Samuel
Huntington dan Teori Rasialnya
PAKAR politik
asal Amerika Serikat, Samuel Huntington, agaknya akan semakin populer sejak
peristiwa penghancuran World Trade Center New York dan serangan terhadap
Pentagon, 11 September lalu. Huntington dikenal sebagai tokoh yang meramalkan
suatu clash of civilisations atau "pergulatan antarperadaban" sebagai
ciri utama konflik di dunia pasca-Perang Dingin yang, bukan lagi terutama soal
ekonomi, melainkan soal tata nilai.
Kini, media
massa, domestik dan internasional, yang meliput "perang Amerika melawan
terorisme" sering membumbui ulasannya dengan referensi karya Huntington
tersebut. Lihat saja berbagai komentar pihak yang pro ataupun anti-Amerika di
Indonesia, yang sering mengutip ide dasar dari clash of civilisations ini,
walau tanpa menyebut nama Huntington. Tentu mereka diingatkan argumennya
tentang pergulatan hebat antara "peradaban Barat" dan "peradaban
Islam". Bagi mereka, secara sadar atau tidak, "perang" antara
Bush dan Usamah bin Ladin ataupun rezim Taliban di Afganistan merupakan suatu
perkembangan mutakhir yang membenarkan tesis pakar Amerika ini.
Sebenarnya,
tesis yang telanjur terkenal ini tidak lebih dari omong kosong belaka. Tapi
orang-orang yang paling kritis terhadap kebijakan luar negeri Amerika Serikat
pun tergoda memakainya. Mungkin karena idenya ditelurkan oleh seorang akademisi
Amerika yang memang populer.

::::::::

> [Tugas yang Diminta]
Ringkaslah teks tentang Samuel Huntington dalam dua kalimat.

> [Baris yang Tersedia]
::::::::

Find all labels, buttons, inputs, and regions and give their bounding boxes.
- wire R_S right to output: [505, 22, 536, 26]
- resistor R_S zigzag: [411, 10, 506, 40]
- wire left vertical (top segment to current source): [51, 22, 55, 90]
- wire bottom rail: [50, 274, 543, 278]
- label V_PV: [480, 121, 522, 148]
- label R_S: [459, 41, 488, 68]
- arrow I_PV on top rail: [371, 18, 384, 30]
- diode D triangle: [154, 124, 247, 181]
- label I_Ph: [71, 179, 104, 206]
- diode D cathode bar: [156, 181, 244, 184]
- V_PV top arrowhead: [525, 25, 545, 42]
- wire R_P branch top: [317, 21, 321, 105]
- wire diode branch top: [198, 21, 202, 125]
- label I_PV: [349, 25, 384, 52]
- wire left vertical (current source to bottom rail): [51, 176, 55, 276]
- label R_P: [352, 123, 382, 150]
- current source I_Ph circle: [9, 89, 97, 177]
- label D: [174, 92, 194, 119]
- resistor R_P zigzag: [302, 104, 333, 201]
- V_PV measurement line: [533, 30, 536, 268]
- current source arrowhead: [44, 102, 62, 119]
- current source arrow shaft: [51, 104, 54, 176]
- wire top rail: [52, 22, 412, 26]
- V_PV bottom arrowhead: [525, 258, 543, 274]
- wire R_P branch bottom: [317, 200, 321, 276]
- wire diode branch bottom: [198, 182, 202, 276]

::::::::

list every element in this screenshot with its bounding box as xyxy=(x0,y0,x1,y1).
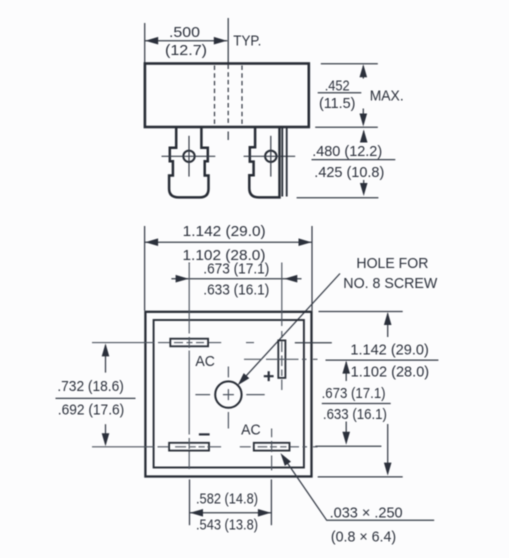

::::::::

> [Jawaban Tertulis]
Samuel Huntington, pakar politik asal Amerika Serikat yang meramalkan "pergulatan antarperadaban" sebagai ciri utama konflik dunia pasca-Perang Dingin, agaknya akan semakin populer sejak serangan 11 September, dan media massa yang meliput "perang Amerika melawan terorisme" sering merujuk karyanya. Penulis menilai tesis tersebut tidak lebih dari omong kosong belaka, meskipun orang-orang yang paling kritis terhadap kebijakan luar negeri Amerika Serikat pun tergoda memakainya.